Given task: Gather up every line from the entries below that uses the word "China".

Given information:
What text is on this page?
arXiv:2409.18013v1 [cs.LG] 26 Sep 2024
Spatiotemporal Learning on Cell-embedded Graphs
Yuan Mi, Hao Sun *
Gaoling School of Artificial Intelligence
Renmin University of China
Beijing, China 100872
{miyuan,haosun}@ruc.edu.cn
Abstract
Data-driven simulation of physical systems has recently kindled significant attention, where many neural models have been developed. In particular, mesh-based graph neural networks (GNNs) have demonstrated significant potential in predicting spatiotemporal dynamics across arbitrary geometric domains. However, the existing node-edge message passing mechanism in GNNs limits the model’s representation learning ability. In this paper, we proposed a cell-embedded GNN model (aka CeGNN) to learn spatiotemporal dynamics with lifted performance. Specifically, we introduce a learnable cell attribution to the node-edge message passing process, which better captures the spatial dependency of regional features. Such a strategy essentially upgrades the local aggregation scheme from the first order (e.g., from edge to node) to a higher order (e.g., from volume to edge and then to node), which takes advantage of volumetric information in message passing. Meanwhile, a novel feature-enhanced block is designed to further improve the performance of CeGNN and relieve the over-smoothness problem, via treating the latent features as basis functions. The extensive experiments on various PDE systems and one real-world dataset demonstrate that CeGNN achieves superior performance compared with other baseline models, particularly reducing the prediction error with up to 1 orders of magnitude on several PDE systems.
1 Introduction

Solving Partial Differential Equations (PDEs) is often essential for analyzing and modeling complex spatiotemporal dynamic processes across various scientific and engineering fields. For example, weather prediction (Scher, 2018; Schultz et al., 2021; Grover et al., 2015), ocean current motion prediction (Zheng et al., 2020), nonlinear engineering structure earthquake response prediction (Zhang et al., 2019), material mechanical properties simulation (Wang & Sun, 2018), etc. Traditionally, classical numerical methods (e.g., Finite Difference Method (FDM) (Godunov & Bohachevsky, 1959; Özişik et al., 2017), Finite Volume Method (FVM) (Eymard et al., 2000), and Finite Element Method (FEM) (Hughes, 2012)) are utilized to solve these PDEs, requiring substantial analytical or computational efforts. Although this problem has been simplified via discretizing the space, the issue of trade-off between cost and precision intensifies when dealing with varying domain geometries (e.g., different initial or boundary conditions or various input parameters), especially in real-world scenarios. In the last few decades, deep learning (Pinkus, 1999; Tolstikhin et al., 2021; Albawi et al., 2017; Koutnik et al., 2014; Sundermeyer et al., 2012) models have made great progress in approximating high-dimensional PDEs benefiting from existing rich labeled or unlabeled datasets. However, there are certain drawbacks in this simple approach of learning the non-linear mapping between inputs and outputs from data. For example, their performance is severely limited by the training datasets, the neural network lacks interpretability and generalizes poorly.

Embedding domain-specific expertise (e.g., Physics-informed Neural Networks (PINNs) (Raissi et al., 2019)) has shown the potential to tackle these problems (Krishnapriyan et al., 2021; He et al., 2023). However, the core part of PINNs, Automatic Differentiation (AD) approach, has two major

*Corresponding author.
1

Result for this exercise:
Renmin University of China
Beijing, China 100872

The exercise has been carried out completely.